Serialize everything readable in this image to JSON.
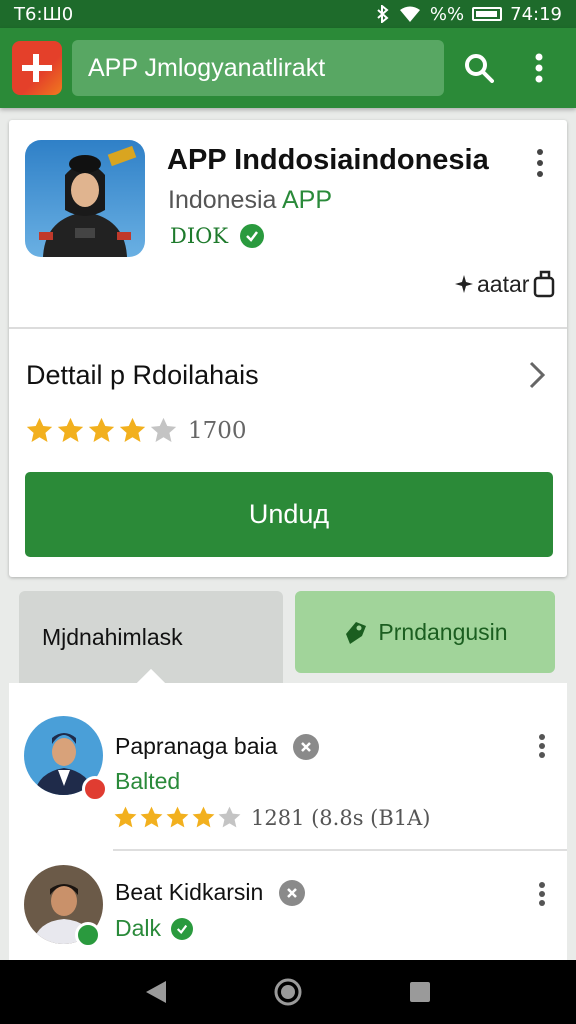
{
  "status_bar": {
    "left_text": "T6:Ш0",
    "signal": "%%",
    "time": "74:19"
  },
  "app_bar": {
    "search_text": "APP Jmlogyanatlirakt"
  },
  "app": {
    "title": "APP Inddosiaindonesia",
    "subtitle_prefix": "Indonesia ",
    "subtitle_accent": "APP",
    "tag": "DIOK",
    "action_label": "aatar"
  },
  "details": {
    "title": "Dettail p Rdoilahais",
    "rating": 4,
    "rating_count": "1700",
    "install_label": "Unduд"
  },
  "tabs": {
    "left_label": "Mjdnahimlask",
    "right_label": "Prndangusin"
  },
  "list": {
    "items": [
      {
        "name": "Papranaga baia",
        "status": "Balted",
        "rating": 4,
        "meta": "1281 (8.8s (B1A)"
      },
      {
        "name": "Beat Kidkarsin",
        "status": "Dalk"
      }
    ]
  },
  "colors": {
    "primary": "#2b8a38",
    "status_bar": "#1e6b2b",
    "tab_active": "#a1d49a",
    "star": "#f2b01e"
  }
}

+++

Set task
Take the listing above and print it exactly, apart from the pictures.

Exercise solution
Serialize everything readable in this image to JSON.
{
  "status_bar": {
    "left_text": "T6:Ш0",
    "signal": "%%",
    "time": "74:19"
  },
  "app_bar": {
    "search_text": "APP Jmlogyanatlirakt"
  },
  "app": {
    "title": "APP Inddosiaindonesia",
    "subtitle_prefix": "Indonesia ",
    "subtitle_accent": "APP",
    "tag": "DIOK",
    "action_label": "aatar"
  },
  "details": {
    "title": "Dettail p Rdoilahais",
    "rating": 4,
    "rating_count": "1700",
    "install_label": "Unduд"
  },
  "tabs": {
    "left_label": "Mjdnahimlask",
    "right_label": "Prndangusin"
  },
  "list": {
    "items": [
      {
        "name": "Papranaga baia",
        "status": "Balted",
        "rating": 4,
        "meta": "1281 (8.8s (B1A)"
      },
      {
        "name": "Beat Kidkarsin",
        "status": "Dalk"
      }
    ]
  },
  "colors": {
    "primary": "#2b8a38",
    "status_bar": "#1e6b2b",
    "tab_active": "#a1d49a",
    "star": "#f2b01e"
  }
}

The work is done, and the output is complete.